**Exercise requirements:** Every entry below should be printed exactly, without its images.

[Stored data entries]
::::
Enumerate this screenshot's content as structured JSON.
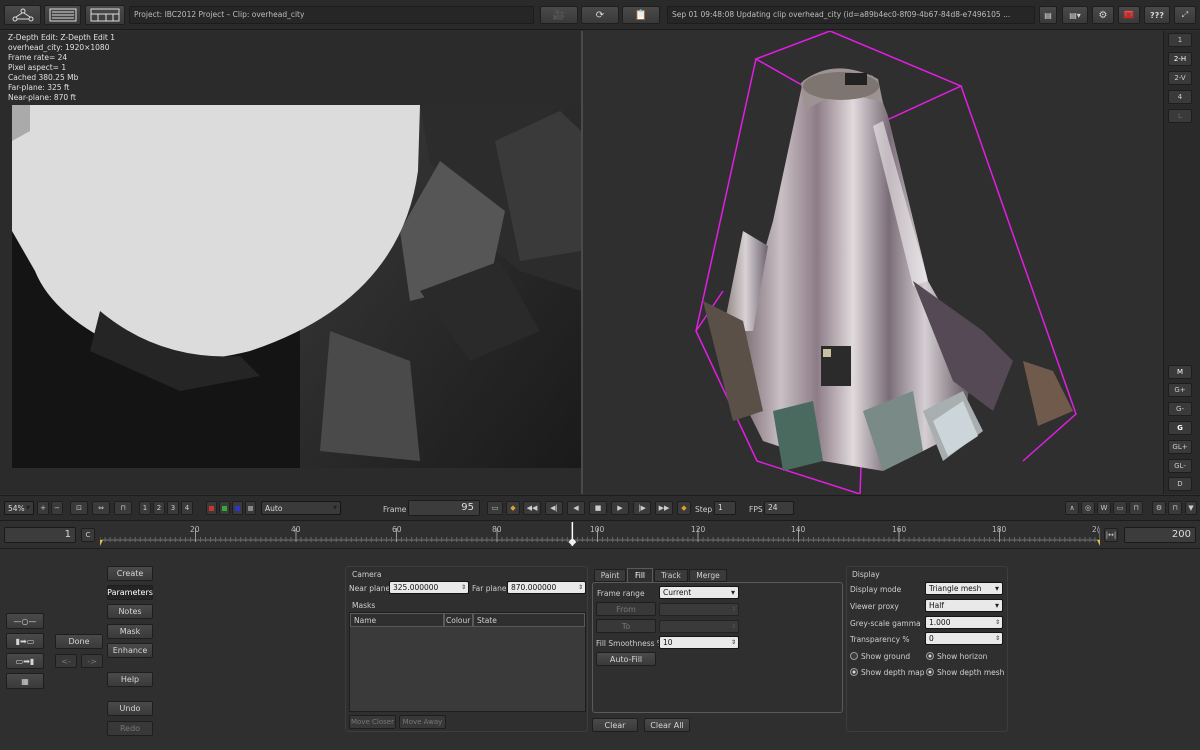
{
  "header": {
    "project": "Project: IBC2012 Project – Clip: overhead_city",
    "status": "Sep 01 09:48:08 Updating clip overhead_city (id=a89b4ec0-8f09-4b67-84d8-e7496105 ..."
  },
  "top_right_buttons": [
    "???"
  ],
  "overlay_info": [
    "Z-Depth Edit: Z-Depth Edit 1",
    "overhead_city: 1920×1080",
    "Frame rate= 24",
    "Pixel aspect= 1",
    "Cached 380.25 Mb",
    "Far-plane: 325 ft",
    "Near-plane: 870 ft"
  ],
  "right_sidebar": [
    "1",
    "2-H",
    "2-V",
    "4",
    "L"
  ],
  "right_sidebar_lower": [
    "M",
    "G+",
    "G-",
    "G",
    "GL+",
    "GL-",
    "D"
  ],
  "transport": {
    "zoom": "54%",
    "view_buttons": [
      "1",
      "2",
      "3",
      "4"
    ],
    "mode": "Auto",
    "frame_label": "Frame",
    "frame_value": "95",
    "step_label": "Step",
    "step_value": "1",
    "fps_label": "FPS",
    "fps_value": "24"
  },
  "timeline": {
    "start": "1",
    "start_btn": "C",
    "end": "200",
    "ticks": [
      "20",
      "40",
      "60",
      "80",
      "100",
      "120",
      "140",
      "160",
      "180",
      "2("
    ],
    "current_frame": 95
  },
  "left_panel": {
    "done": "Done",
    "back": "<-",
    "fwd": "->",
    "menu": [
      "Create",
      "Parameters",
      "Notes",
      "Mask",
      "Enhance"
    ],
    "help": "Help",
    "undo": "Undo",
    "redo": "Redo"
  },
  "camera": {
    "title": "Camera",
    "near_label": "Near plane",
    "near_value": "325.000000",
    "far_label": "Far plane",
    "far_value": "870.000000"
  },
  "masks": {
    "title": "Masks",
    "columns": [
      "Name",
      "Colour",
      "State"
    ],
    "move_closer": "Move Closer",
    "move_away": "Move Away"
  },
  "fill_panel": {
    "tabs": [
      "Paint",
      "Fill",
      "Track",
      "Merge"
    ],
    "active_tab": "Fill",
    "frame_range_label": "Frame range",
    "frame_range_value": "Current",
    "from": "From",
    "to": "To",
    "smoothness_label": "Fill Smoothness %",
    "smoothness_value": "10",
    "auto_fill": "Auto-Fill",
    "clear": "Clear",
    "clear_all": "Clear All"
  },
  "display": {
    "title": "Display",
    "display_mode_label": "Display mode",
    "display_mode_value": "Triangle mesh",
    "viewer_proxy_label": "Viewer proxy",
    "viewer_proxy_value": "Half",
    "gamma_label": "Grey-scale gamma",
    "gamma_value": "1.000",
    "transparency_label": "Transparency %",
    "transparency_value": "0",
    "show_ground": "Show ground",
    "show_horizon": "Show horizon",
    "show_depth_map": "Show depth map",
    "show_depth_mesh": "Show depth mesh"
  }
}
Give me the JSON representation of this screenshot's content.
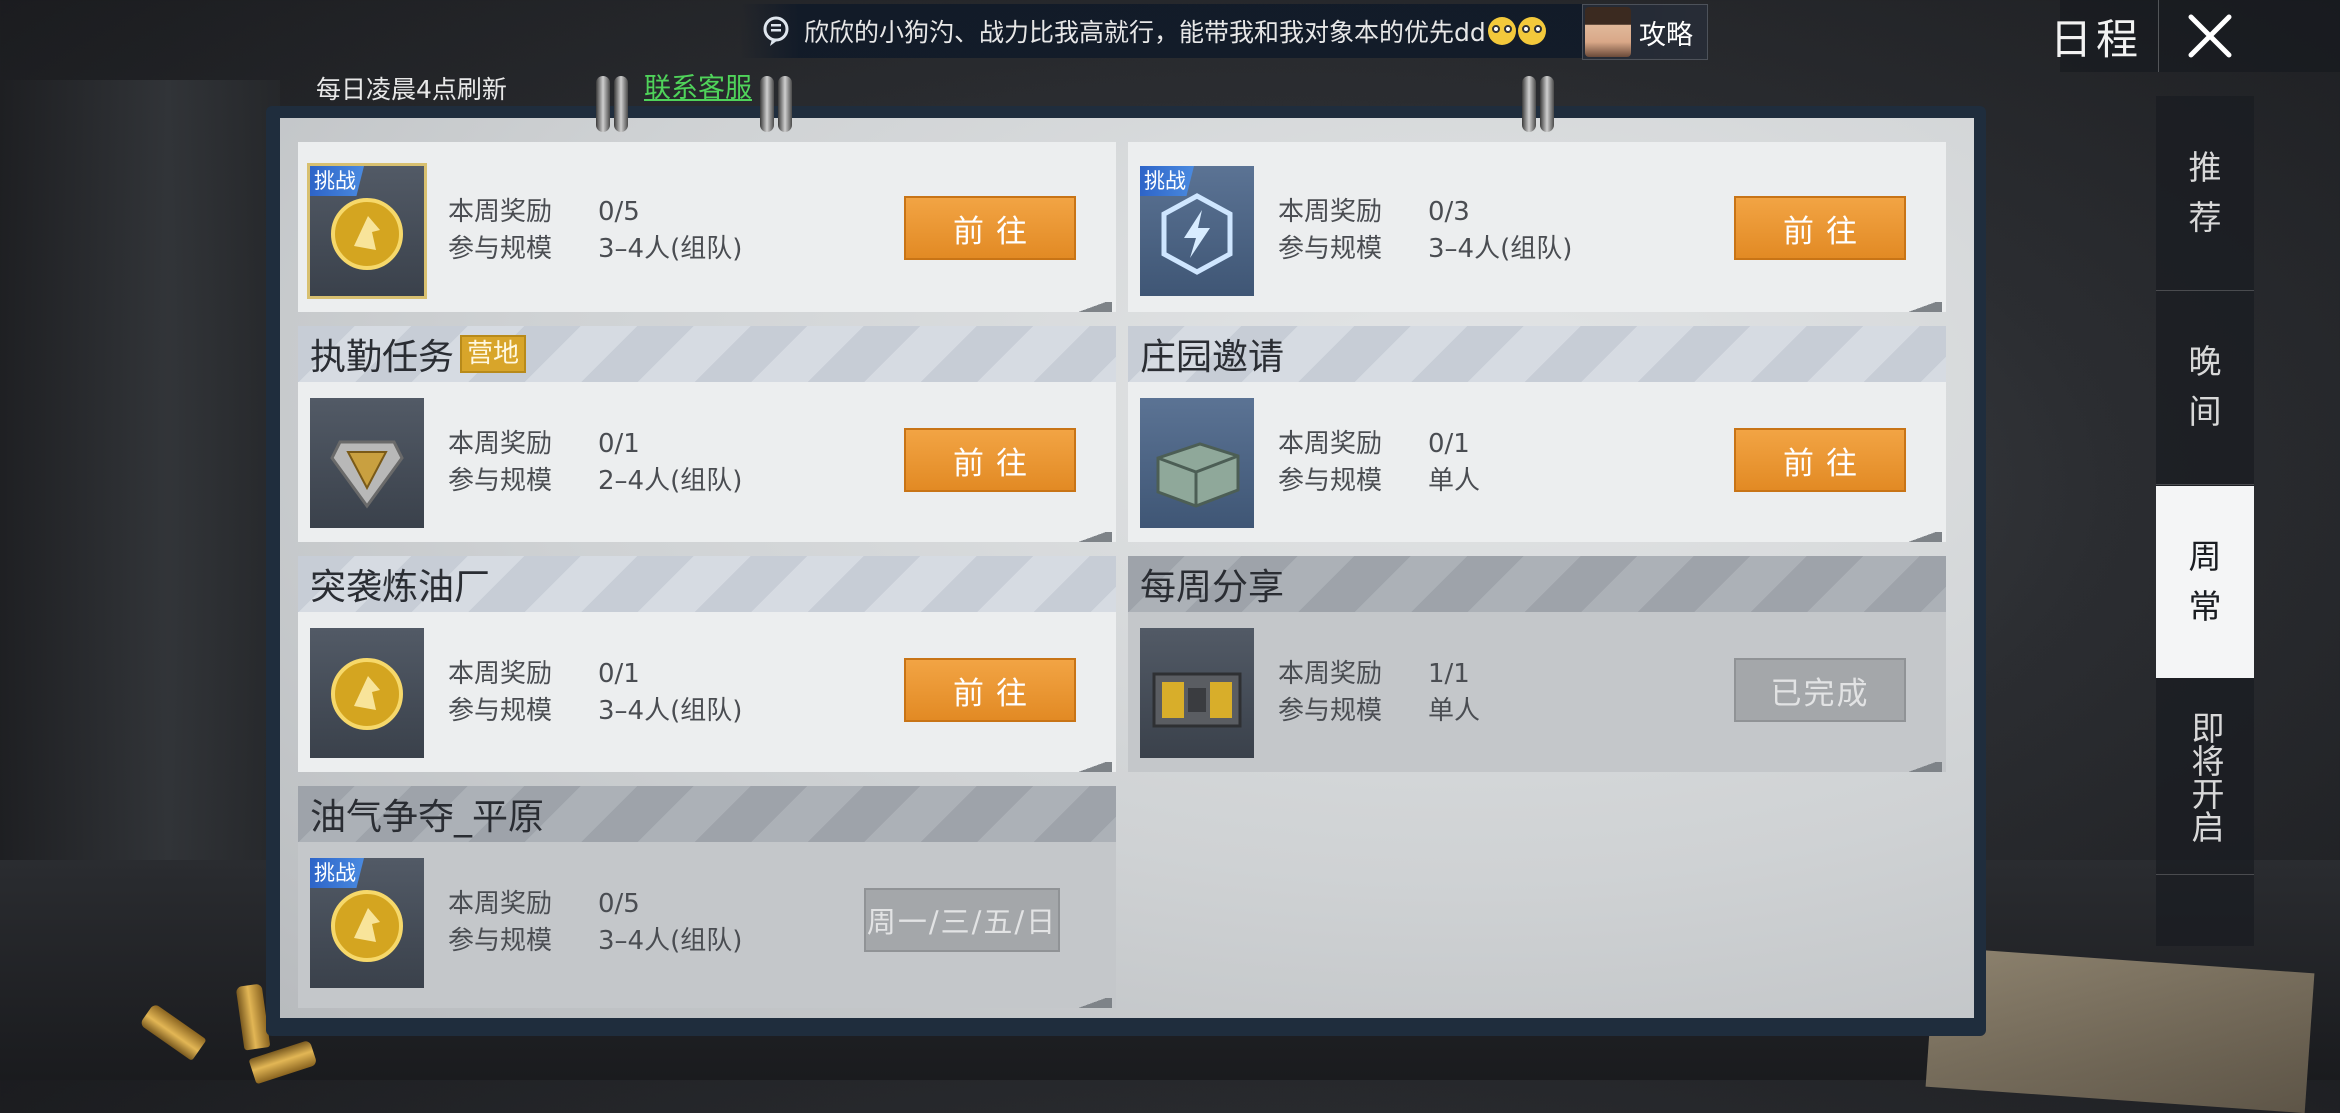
{
  "header": {
    "title": "日程",
    "refresh_note": "每日凌晨4点刷新",
    "contact_label": "联系客服",
    "ticker_text": "欣欣的小狗汋、战力比我高就行，能带我和我对象本的优先dd",
    "guide_label": "攻略"
  },
  "tabs": [
    {
      "line1": "推",
      "line2": "荐",
      "active": false
    },
    {
      "line1": "晚",
      "line2": "间",
      "active": false
    },
    {
      "line1": "周",
      "line2": "常",
      "active": true
    },
    {
      "line1": "即将",
      "line2": "开启",
      "active": false
    }
  ],
  "labels": {
    "reward": "本周奖励",
    "scale": "参与规模"
  },
  "challenge_tag": "挑战",
  "cards": [
    {
      "title": "",
      "tag": "",
      "challenge": true,
      "icon": "gold-coin-icon",
      "reward": "0/5",
      "scale": "3–4人(组队)",
      "button": "前往",
      "state": "go"
    },
    {
      "title": "",
      "tag": "",
      "challenge": true,
      "icon": "lightning-badge-icon",
      "reward": "0/3",
      "scale": "3–4人(组队)",
      "button": "前往",
      "state": "go"
    },
    {
      "title": "执勤任务",
      "tag": "营地",
      "challenge": false,
      "icon": "duty-badge-icon",
      "reward": "0/1",
      "scale": "2–4人(组队)",
      "button": "前往",
      "state": "go"
    },
    {
      "title": "庄园邀请",
      "tag": "",
      "challenge": false,
      "icon": "supply-crate-icon",
      "reward": "0/1",
      "scale": "单人",
      "button": "前往",
      "state": "go"
    },
    {
      "title": "突袭炼油厂",
      "tag": "",
      "challenge": false,
      "icon": "gold-coin-icon",
      "reward": "0/1",
      "scale": "3–4人(组队)",
      "button": "前往",
      "state": "go"
    },
    {
      "title": "每周分享",
      "tag": "",
      "challenge": false,
      "icon": "ammo-crate-icon",
      "reward": "1/1",
      "scale": "单人",
      "button": "已完成",
      "state": "done"
    },
    {
      "title": "油气争夺_平原",
      "tag": "",
      "challenge": true,
      "icon": "gold-coin-icon",
      "reward": "0/5",
      "scale": "3–4人(组队)",
      "button": "周一/三/五/日",
      "state": "locked"
    }
  ]
}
::::
**Full response:**
Enumerate this screenshot's content as structured JSON.
{
  "header": {
    "project": "Project: IBC2012 Project – Clip: overhead_city",
    "status": "Sep 01 09:48:08 Updating clip overhead_city (id=a89b4ec0-8f09-4b67-84d8-e7496105 ..."
  },
  "top_right_buttons": [
    "???"
  ],
  "overlay_info": [
    "Z-Depth Edit: Z-Depth Edit 1",
    "overhead_city: 1920×1080",
    "Frame rate= 24",
    "Pixel aspect= 1",
    "Cached 380.25 Mb",
    "Far-plane: 325 ft",
    "Near-plane: 870 ft"
  ],
  "right_sidebar": [
    "1",
    "2-H",
    "2-V",
    "4",
    "L"
  ],
  "right_sidebar_lower": [
    "M",
    "G+",
    "G-",
    "G",
    "GL+",
    "GL-",
    "D"
  ],
  "transport": {
    "zoom": "54%",
    "view_buttons": [
      "1",
      "2",
      "3",
      "4"
    ],
    "mode": "Auto",
    "frame_label": "Frame",
    "frame_value": "95",
    "step_label": "Step",
    "step_value": "1",
    "fps_label": "FPS",
    "fps_value": "24"
  },
  "timeline": {
    "start": "1",
    "start_btn": "C",
    "end": "200",
    "ticks": [
      "20",
      "40",
      "60",
      "80",
      "100",
      "120",
      "140",
      "160",
      "180",
      "2("
    ],
    "current_frame": 95
  },
  "left_panel": {
    "done": "Done",
    "back": "<-",
    "fwd": "->",
    "menu": [
      "Create",
      "Parameters",
      "Notes",
      "Mask",
      "Enhance"
    ],
    "help": "Help",
    "undo": "Undo",
    "redo": "Redo"
  },
  "camera": {
    "title": "Camera",
    "near_label": "Near plane",
    "near_value": "325.000000",
    "far_label": "Far plane",
    "far_value": "870.000000"
  },
  "masks": {
    "title": "Masks",
    "columns": [
      "Name",
      "Colour",
      "State"
    ],
    "move_closer": "Move Closer",
    "move_away": "Move Away"
  },
  "fill_panel": {
    "tabs": [
      "Paint",
      "Fill",
      "Track",
      "Merge"
    ],
    "active_tab": "Fill",
    "frame_range_label": "Frame range",
    "frame_range_value": "Current",
    "from": "From",
    "to": "To",
    "smoothness_label": "Fill Smoothness %",
    "smoothness_value": "10",
    "auto_fill": "Auto-Fill",
    "clear": "Clear",
    "clear_all": "Clear All"
  },
  "display": {
    "title": "Display",
    "display_mode_label": "Display mode",
    "display_mode_value": "Triangle mesh",
    "viewer_proxy_label": "Viewer proxy",
    "viewer_proxy_value": "Half",
    "gamma_label": "Grey-scale gamma",
    "gamma_value": "1.000",
    "transparency_label": "Transparency %",
    "transparency_value": "0",
    "show_ground": "Show ground",
    "show_horizon": "Show horizon",
    "show_depth_map": "Show depth map",
    "show_depth_mesh": "Show depth mesh"
  }
}
Give me the JSON representation of this screenshot's content.
{
  "header": {
    "title": "日程",
    "refresh_note": "每日凌晨4点刷新",
    "contact_label": "联系客服",
    "ticker_text": "欣欣的小狗汋、战力比我高就行，能带我和我对象本的优先dd",
    "guide_label": "攻略"
  },
  "tabs": [
    {
      "line1": "推",
      "line2": "荐",
      "active": false
    },
    {
      "line1": "晚",
      "line2": "间",
      "active": false
    },
    {
      "line1": "周",
      "line2": "常",
      "active": true
    },
    {
      "line1": "即将",
      "line2": "开启",
      "active": false
    }
  ],
  "labels": {
    "reward": "本周奖励",
    "scale": "参与规模"
  },
  "challenge_tag": "挑战",
  "cards": [
    {
      "title": "",
      "tag": "",
      "challenge": true,
      "icon": "gold-coin-icon",
      "reward": "0/5",
      "scale": "3–4人(组队)",
      "button": "前往",
      "state": "go"
    },
    {
      "title": "",
      "tag": "",
      "challenge": true,
      "icon": "lightning-badge-icon",
      "reward": "0/3",
      "scale": "3–4人(组队)",
      "button": "前往",
      "state": "go"
    },
    {
      "title": "执勤任务",
      "tag": "营地",
      "challenge": false,
      "icon": "duty-badge-icon",
      "reward": "0/1",
      "scale": "2–4人(组队)",
      "button": "前往",
      "state": "go"
    },
    {
      "title": "庄园邀请",
      "tag": "",
      "challenge": false,
      "icon": "supply-crate-icon",
      "reward": "0/1",
      "scale": "单人",
      "button": "前往",
      "state": "go"
    },
    {
      "title": "突袭炼油厂",
      "tag": "",
      "challenge": false,
      "icon": "gold-coin-icon",
      "reward": "0/1",
      "scale": "3–4人(组队)",
      "button": "前往",
      "state": "go"
    },
    {
      "title": "每周分享",
      "tag": "",
      "challenge": false,
      "icon": "ammo-crate-icon",
      "reward": "1/1",
      "scale": "单人",
      "button": "已完成",
      "state": "done"
    },
    {
      "title": "油气争夺_平原",
      "tag": "",
      "challenge": true,
      "icon": "gold-coin-icon",
      "reward": "0/5",
      "scale": "3–4人(组队)",
      "button": "周一/三/五/日",
      "state": "locked"
    }
  ]
}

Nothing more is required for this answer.